» **Short exercise**:
Copy the lines below as they are; omit the images they contain.
··· Provided entries
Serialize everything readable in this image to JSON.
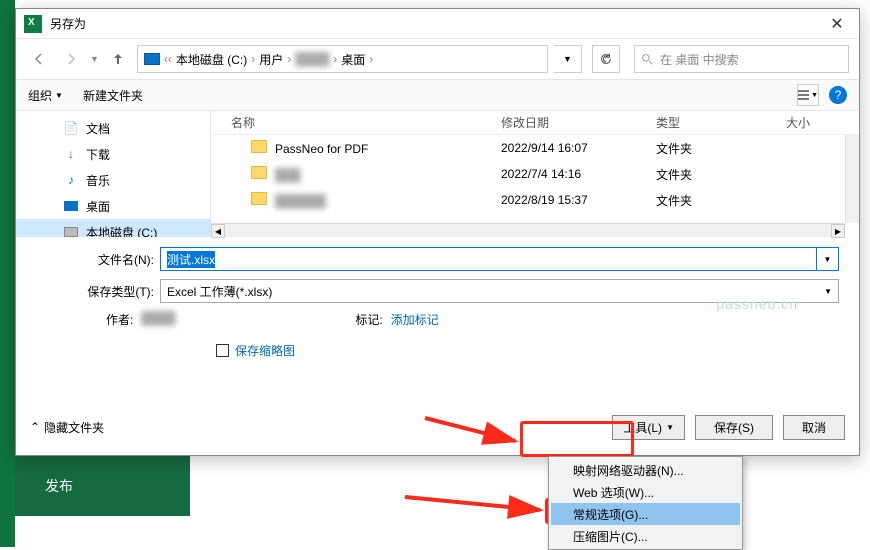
{
  "title": "另存为",
  "breadcrumb": {
    "drive": "本地磁盘 (C:)",
    "users": "用户",
    "desktop": "桌面"
  },
  "search_placeholder": "在 桌面 中搜索",
  "toolbar": {
    "organize": "组织",
    "newfolder": "新建文件夹"
  },
  "tree": {
    "docs": "文档",
    "downloads": "下载",
    "music": "音乐",
    "desktop": "桌面",
    "drive_c": "本地磁盘 (C:)"
  },
  "columns": {
    "name": "名称",
    "date": "修改日期",
    "type": "类型",
    "size": "大小"
  },
  "rows": [
    {
      "name": "PassNeo for PDF",
      "date": "2022/9/14 16:07",
      "type": "文件夹"
    },
    {
      "name": "",
      "date": "2022/7/4 14:16",
      "type": "文件夹"
    },
    {
      "name": "",
      "date": "2022/8/19 15:37",
      "type": "文件夹"
    }
  ],
  "form": {
    "filename_label": "文件名(N):",
    "filename_value": "测试.xlsx",
    "filetype_label": "保存类型(T):",
    "filetype_value": "Excel 工作薄(*.xlsx)",
    "author_label": "作者:",
    "tags_label": "标记:",
    "tags_link": "添加标记",
    "save_thumb": "保存缩略图"
  },
  "footer": {
    "hide_folders": "隐藏文件夹",
    "tools": "工具(L)",
    "save": "保存(S)",
    "cancel": "取消"
  },
  "menu": {
    "map_drive": "映射网络驱动器(N)...",
    "web_options": "Web 选项(W)...",
    "general_options": "常规选项(G)...",
    "compress_pic": "压缩图片(C)..."
  },
  "publish": "发布",
  "watermark": "passneo.cn"
}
······
» **The solution**:
Serialize everything readable in this image to JSON.
{
  "title": "另存为",
  "breadcrumb": {
    "drive": "本地磁盘 (C:)",
    "users": "用户",
    "desktop": "桌面"
  },
  "search_placeholder": "在 桌面 中搜索",
  "toolbar": {
    "organize": "组织",
    "newfolder": "新建文件夹"
  },
  "tree": {
    "docs": "文档",
    "downloads": "下载",
    "music": "音乐",
    "desktop": "桌面",
    "drive_c": "本地磁盘 (C:)"
  },
  "columns": {
    "name": "名称",
    "date": "修改日期",
    "type": "类型",
    "size": "大小"
  },
  "rows": [
    {
      "name": "PassNeo for PDF",
      "date": "2022/9/14 16:07",
      "type": "文件夹"
    },
    {
      "name": "",
      "date": "2022/7/4 14:16",
      "type": "文件夹"
    },
    {
      "name": "",
      "date": "2022/8/19 15:37",
      "type": "文件夹"
    }
  ],
  "form": {
    "filename_label": "文件名(N):",
    "filename_value": "测试.xlsx",
    "filetype_label": "保存类型(T):",
    "filetype_value": "Excel 工作薄(*.xlsx)",
    "author_label": "作者:",
    "tags_label": "标记:",
    "tags_link": "添加标记",
    "save_thumb": "保存缩略图"
  },
  "footer": {
    "hide_folders": "隐藏文件夹",
    "tools": "工具(L)",
    "save": "保存(S)",
    "cancel": "取消"
  },
  "menu": {
    "map_drive": "映射网络驱动器(N)...",
    "web_options": "Web 选项(W)...",
    "general_options": "常规选项(G)...",
    "compress_pic": "压缩图片(C)..."
  },
  "publish": "发布",
  "watermark": "passneo.cn"
}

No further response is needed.